=== Work to do ===
Sift the material for lines containing "name", and return them.

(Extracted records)
══════
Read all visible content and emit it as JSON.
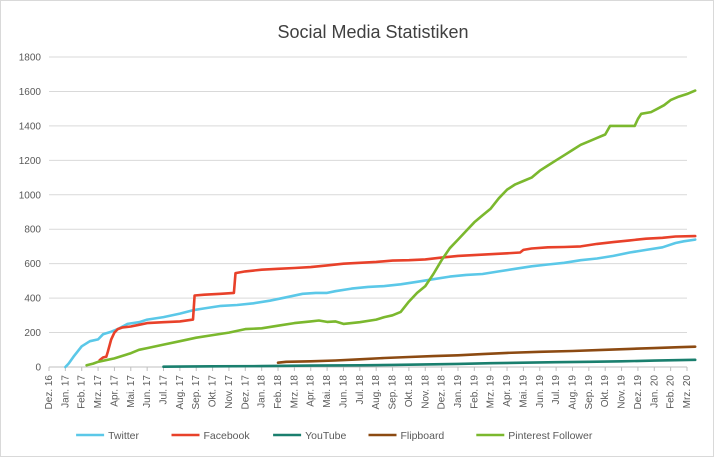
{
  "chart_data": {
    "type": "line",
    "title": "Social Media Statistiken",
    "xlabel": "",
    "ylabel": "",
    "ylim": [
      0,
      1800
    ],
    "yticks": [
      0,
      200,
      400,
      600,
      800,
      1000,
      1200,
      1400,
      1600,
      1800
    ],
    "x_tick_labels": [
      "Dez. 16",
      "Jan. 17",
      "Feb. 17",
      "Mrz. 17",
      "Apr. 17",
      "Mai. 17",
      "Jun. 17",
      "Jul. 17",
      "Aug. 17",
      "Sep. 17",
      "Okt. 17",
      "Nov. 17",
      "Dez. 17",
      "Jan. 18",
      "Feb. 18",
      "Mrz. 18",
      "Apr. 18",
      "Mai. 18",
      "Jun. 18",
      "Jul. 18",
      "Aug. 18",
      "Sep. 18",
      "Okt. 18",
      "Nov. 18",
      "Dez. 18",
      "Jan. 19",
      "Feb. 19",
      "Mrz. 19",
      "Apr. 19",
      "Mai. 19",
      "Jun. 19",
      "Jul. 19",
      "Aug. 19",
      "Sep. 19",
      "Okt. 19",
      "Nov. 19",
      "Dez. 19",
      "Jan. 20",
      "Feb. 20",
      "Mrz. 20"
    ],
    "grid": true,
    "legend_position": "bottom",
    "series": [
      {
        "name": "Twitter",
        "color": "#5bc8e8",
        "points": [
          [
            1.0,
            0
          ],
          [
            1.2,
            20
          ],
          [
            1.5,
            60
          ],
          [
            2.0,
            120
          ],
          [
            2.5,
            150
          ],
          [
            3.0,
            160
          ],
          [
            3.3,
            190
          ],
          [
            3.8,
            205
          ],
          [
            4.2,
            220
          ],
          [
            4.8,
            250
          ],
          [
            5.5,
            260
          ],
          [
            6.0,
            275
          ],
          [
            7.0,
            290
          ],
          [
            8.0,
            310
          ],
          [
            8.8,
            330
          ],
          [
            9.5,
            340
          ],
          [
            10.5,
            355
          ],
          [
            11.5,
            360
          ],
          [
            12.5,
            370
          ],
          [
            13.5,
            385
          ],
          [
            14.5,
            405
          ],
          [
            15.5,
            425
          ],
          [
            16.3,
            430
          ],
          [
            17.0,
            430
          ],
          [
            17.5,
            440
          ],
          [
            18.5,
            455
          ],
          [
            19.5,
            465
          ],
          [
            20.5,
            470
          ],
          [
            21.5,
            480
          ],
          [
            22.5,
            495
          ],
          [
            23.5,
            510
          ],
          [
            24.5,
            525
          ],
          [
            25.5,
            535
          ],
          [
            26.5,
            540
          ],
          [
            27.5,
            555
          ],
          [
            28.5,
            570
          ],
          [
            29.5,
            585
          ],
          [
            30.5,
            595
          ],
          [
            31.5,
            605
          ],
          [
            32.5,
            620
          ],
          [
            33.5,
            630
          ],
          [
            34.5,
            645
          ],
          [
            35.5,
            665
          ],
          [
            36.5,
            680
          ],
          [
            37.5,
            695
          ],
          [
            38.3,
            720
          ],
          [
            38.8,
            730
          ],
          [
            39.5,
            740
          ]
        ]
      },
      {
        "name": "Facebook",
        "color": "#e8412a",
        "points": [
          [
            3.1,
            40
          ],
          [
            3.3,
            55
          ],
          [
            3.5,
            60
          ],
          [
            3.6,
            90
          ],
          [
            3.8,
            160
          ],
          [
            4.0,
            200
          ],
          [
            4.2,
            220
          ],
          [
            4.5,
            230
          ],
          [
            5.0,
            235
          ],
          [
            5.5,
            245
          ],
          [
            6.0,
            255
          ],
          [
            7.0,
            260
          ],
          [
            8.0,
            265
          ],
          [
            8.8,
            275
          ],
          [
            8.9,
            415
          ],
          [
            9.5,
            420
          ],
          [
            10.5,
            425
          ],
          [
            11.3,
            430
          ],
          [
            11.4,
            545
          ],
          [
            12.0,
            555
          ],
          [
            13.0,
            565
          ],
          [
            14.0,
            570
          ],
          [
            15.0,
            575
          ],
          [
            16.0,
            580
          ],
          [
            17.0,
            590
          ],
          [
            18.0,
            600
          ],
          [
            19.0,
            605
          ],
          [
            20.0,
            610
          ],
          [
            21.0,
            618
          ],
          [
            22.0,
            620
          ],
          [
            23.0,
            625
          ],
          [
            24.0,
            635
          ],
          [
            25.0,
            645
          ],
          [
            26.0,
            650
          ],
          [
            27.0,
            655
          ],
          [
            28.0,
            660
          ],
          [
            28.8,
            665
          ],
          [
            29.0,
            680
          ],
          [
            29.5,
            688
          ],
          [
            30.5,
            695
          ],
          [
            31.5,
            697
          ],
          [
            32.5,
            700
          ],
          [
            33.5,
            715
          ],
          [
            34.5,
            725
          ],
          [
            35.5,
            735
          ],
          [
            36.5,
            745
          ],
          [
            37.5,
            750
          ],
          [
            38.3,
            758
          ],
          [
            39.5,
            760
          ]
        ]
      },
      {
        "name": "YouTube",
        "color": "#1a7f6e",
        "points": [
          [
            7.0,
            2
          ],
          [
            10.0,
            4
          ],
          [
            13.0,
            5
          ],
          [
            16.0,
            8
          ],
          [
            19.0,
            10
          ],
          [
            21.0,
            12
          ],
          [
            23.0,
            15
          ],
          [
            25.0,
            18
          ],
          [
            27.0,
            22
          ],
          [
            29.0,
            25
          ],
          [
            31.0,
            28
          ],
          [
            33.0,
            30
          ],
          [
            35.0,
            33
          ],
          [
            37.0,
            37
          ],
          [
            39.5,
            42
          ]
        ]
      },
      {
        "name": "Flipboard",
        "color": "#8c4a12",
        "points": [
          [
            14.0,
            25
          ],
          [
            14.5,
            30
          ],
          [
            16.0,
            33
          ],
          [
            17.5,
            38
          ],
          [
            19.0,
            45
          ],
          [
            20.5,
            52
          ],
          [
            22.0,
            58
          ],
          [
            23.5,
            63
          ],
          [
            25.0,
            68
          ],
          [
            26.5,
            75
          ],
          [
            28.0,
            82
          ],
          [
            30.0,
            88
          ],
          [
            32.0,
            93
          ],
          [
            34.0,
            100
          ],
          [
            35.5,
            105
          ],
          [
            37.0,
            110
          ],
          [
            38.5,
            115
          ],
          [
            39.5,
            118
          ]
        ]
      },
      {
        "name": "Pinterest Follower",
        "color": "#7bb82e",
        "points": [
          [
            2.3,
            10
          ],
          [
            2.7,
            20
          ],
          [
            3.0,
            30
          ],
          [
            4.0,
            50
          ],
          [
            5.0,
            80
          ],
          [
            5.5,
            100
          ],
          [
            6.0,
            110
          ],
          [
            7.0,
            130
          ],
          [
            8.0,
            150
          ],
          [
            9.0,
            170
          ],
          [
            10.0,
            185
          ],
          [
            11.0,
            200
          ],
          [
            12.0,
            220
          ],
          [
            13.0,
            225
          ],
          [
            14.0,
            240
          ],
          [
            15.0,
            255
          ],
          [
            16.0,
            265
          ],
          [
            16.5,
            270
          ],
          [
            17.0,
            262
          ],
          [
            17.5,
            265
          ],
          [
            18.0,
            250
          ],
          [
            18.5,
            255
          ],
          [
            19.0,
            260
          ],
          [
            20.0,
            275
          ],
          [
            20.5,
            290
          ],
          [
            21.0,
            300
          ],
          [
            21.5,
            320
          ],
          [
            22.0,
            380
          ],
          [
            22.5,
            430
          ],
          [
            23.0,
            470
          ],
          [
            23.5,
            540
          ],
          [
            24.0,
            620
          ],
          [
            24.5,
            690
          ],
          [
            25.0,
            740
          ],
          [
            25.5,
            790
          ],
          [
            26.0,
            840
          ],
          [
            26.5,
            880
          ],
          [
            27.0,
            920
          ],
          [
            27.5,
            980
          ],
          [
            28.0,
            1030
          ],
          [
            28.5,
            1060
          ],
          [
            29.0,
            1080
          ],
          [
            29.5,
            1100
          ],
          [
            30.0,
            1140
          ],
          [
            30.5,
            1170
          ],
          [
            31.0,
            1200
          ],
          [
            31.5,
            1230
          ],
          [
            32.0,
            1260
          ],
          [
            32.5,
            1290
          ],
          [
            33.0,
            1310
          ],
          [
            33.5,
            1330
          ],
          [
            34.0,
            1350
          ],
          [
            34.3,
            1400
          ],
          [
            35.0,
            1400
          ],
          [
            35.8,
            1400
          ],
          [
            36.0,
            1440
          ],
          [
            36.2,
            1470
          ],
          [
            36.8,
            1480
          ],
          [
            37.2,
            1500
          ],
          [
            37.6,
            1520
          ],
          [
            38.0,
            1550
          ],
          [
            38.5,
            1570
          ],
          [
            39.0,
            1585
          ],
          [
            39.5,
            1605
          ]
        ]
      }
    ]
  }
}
══════
=== Completed exercise ===
        "name": "Twitter",
        "name": "Facebook",
        "name": "YouTube",
        "name": "Flipboard",
        "name": "Pinterest Follower",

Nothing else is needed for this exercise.